_SOURCE PASSAGE_
[start]

Theories of critical thinking

Critical thinking has been extensively reviewed in the context of HE from numerous perspectives, and a wide array of theoretical and conceptual models have been generated. However despite these developments, Winch (2006, p.5) pointed out that there still remains ‘disagreement on the nature of critical thinking’. Thinking itself as a skill has been discussed by Smith (2002), who questions that if it is a skill, is it general, domain, or content specific? Debate on the notion of ‘skills’ in education and moreover of teaching ‘thinking’ as a skill, will perhaps always remain. However, despite these different perspectives, Winch (2010) put forward the argument that the aim of education should be to develop people with the valuable attribute of thinking ably. Cottrell (2005, p.8) pointed out that it is an expectation of students to develop critical thinking skills, so that they can ‘dig deeper’ underneath the surface of their subject area, enabling them to engage critically with its theories and arguments.

Definitions regarding critical thinking vary with the theoretical and conceptual models they are based upon. Winch (2006) identified it as a balance between skills and virtues for evaluating evidence of authoritative statements that is textured by contextual variation. Norris and Ennis (1989, cited in Fisher, 2001, p.4) described it as ‘reasonable, reflective thinking that is focussed on deciding what to do’. Cottrell (2005, p.2) more generally defined it as a ‘complex process of deliberation which involves a wide range of skills and attitudes’, going on to say that it gives the tools for utilising scepticism and doubt in a constructive way to perform analysis. Similarly, Bowell and Kemp (2005) defined it as a tool, for argument analysis, and thinking clearly and rationally. It is no wonder then that it is seen as a crucial key skill for graduates to demonstrate, with some even suggesting that critical thinking abilities are needed in today’s workplace more than ever before (Sendag and Odabasi, 2009).

However, it could be argued that critical thinking is more than just a skill or a tool, and perhaps this in itself gives rise to the varying definitions and understanding that can be encountered. For if it is an increasingly desirable attribute that graduates need to demonstrate and carry over into their professional careers, then, as Hilsdon and Bitzer (2007) pointed out, it is as much about attitude and disposition. Perhaps, as Winch (2006) highlighted, the skill comes in determining when and how the attitude or disposition is exercised. Integrating a critical thinking aspect into the PBL process will give students the opportunity to practise this skill, helping them to clarify in their own minds what they believe it is, what it entails, and more importantly to develop, practise and evaluate its application for the future.

Hilsdon et al. (2010) developed a critical thinking model to help stimulate thinking, questioning and reflection. This model is grounded in a ‘functional-narrative’ approach, based on a structure of description, analysis and evaluation, to encourage a questioning approach for deconstructing and reconstructing problems, topics or claims (Hilsdon and Bitzer, 2007). Mason (2008, p.1) highlighted the need for students to question, suggesting ‘that if students are to learn to think then they should be encouraged to ask critical questions’. Pan and Allison (2010) adapted this model for use in the context of PBL in environmental building, and revealed that the introduction of the model, as well as the timing of other interventions on critical thinking, was influential on the students’ learning performance regarding criticality.

[end]

_STORED DATA_

[start]

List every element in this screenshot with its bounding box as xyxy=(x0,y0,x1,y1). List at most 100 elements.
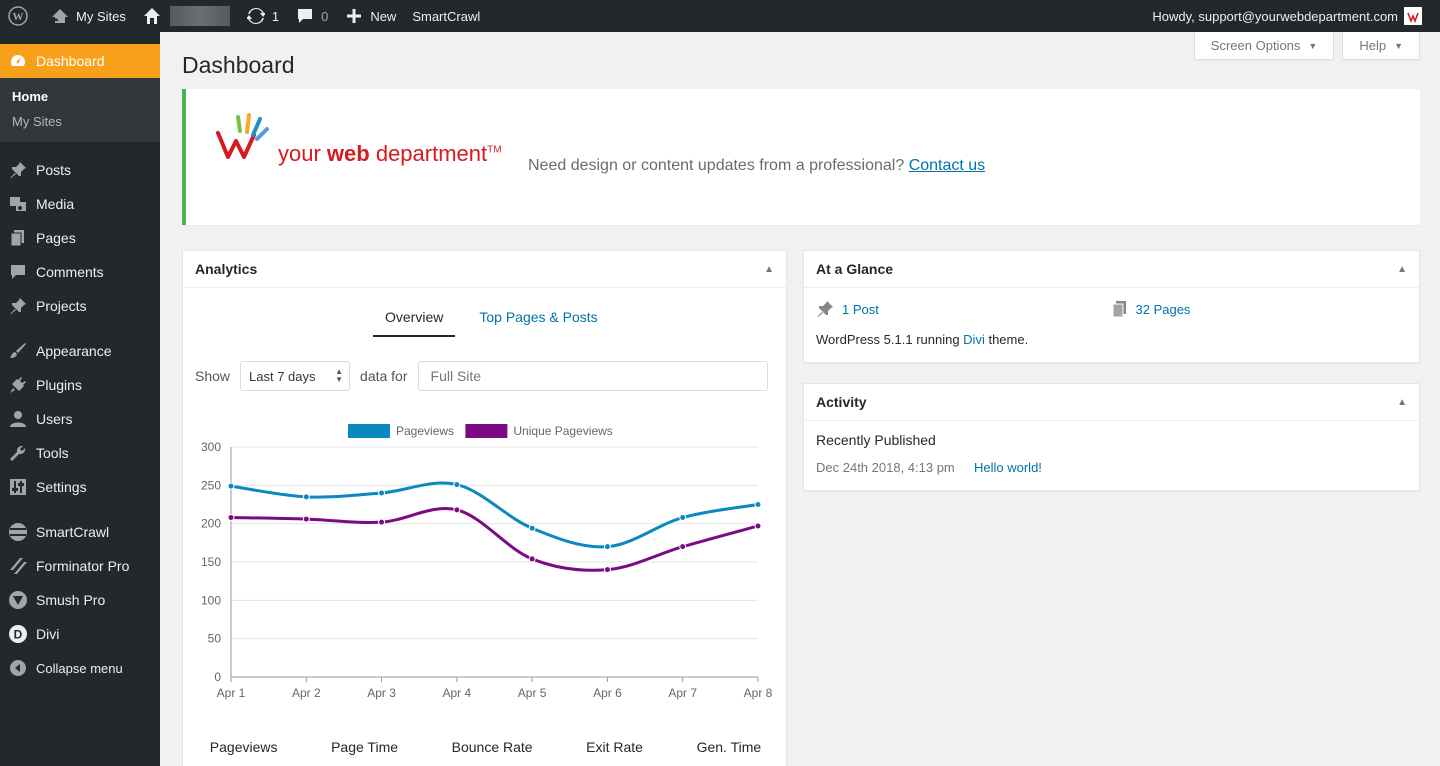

[end]

_REQUIREMENTS_
1) In the passage on theories of critical thinking, what three-part structure is the "functional-narrative" approach based on?
2) Pick up the passage on theories of critical thinking after its last sentence and continue it.

_FINAL RESULTS_
1) Description, analysis and evaluation.

2)
Methodology

The PBL project

The research was carried out on a large and innovative building ‘design and build’ group project (referred to in this paper as ‘the project’), undertaken by 67 second-year undergraduate students in the environmental building discipline at a UK university.

The project is cross-module, multi-disciplinary, and role-playing. The approach adopted ensured that a suitable multi-disciplinary learning environment was provided. Its main features included:

• The inclusion of three modules: ‘Technology of Large and Innovative Buildings’; ‘Construction Management Processes and Principles’; and ‘Building Surveying Principles and Practice’.

• Students were from four inter-related courses: architecture; building surveying; construction management; and environmental construction surveying.

• Small groups were self-selected, with each group being required to cover at least five roles throughout the project from the following: architect, structural engineer; construction manager; building surveyor; environmental surveyor; building services engineer; estimator; and buyer, thus covering the main roles involved in a ‘real-world’ building ‘design and build’ project team, and reflecting the complex and collaborative nature of the construction industry.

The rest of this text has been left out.